> **INSTRUCTIONS FOR THE TASK**: Search the material for "name" and show all lines that contain it.

> **RECORD EXCERPTS**:
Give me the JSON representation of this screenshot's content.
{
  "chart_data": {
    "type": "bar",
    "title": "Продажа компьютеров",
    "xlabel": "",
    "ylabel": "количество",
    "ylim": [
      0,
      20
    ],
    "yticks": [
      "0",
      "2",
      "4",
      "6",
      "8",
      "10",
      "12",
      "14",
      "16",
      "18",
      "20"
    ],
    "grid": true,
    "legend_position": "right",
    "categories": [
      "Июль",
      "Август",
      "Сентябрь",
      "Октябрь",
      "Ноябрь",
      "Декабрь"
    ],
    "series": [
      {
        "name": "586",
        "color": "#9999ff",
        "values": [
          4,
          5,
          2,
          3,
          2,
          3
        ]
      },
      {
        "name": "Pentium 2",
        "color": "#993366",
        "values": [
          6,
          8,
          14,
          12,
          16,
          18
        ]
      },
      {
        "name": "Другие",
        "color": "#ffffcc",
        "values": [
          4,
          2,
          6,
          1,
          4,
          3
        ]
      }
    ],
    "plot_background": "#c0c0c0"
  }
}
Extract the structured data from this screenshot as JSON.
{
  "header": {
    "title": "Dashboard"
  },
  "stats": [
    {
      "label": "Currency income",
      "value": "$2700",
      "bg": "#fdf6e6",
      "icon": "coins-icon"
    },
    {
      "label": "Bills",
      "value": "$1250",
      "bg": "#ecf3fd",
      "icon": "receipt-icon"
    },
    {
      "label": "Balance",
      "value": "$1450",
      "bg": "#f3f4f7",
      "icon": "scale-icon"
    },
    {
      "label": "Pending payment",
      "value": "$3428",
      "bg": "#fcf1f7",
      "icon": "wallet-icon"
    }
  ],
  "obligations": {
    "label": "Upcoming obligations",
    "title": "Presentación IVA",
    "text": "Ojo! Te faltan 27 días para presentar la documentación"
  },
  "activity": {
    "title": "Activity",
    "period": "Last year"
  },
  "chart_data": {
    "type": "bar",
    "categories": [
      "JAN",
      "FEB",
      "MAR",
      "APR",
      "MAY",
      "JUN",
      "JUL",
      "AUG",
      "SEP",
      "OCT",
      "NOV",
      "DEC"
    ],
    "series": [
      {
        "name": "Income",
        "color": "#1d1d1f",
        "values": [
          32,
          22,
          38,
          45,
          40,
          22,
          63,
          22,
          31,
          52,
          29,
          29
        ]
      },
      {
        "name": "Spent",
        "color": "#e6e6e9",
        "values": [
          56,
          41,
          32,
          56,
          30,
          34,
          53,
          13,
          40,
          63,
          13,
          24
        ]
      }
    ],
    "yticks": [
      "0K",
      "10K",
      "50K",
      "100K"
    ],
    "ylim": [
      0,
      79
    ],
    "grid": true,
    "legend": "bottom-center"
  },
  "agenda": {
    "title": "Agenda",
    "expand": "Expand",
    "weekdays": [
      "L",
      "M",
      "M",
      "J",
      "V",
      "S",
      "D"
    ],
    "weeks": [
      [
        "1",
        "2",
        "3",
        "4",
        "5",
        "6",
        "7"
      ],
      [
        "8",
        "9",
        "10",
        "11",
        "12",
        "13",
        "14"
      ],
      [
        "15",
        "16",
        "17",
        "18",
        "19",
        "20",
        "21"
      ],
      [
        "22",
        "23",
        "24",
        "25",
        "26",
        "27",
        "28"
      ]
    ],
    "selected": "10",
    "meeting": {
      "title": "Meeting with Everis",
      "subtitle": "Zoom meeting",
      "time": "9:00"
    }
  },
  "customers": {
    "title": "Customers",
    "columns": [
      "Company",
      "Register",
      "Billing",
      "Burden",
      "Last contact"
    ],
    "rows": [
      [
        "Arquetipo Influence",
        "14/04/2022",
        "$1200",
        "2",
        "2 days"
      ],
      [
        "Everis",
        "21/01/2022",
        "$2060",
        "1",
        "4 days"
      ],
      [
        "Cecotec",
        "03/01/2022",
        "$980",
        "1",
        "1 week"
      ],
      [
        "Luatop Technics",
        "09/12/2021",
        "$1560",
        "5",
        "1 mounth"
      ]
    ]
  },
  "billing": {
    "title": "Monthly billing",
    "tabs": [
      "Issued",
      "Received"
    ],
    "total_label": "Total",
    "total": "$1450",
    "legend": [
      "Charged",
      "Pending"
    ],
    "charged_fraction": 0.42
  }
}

> **SOLUTION**:
        "name": "586",
        "name": "Pentium 2",
        "name": "Другие",
        "name": "Income",
        "name": "Spent",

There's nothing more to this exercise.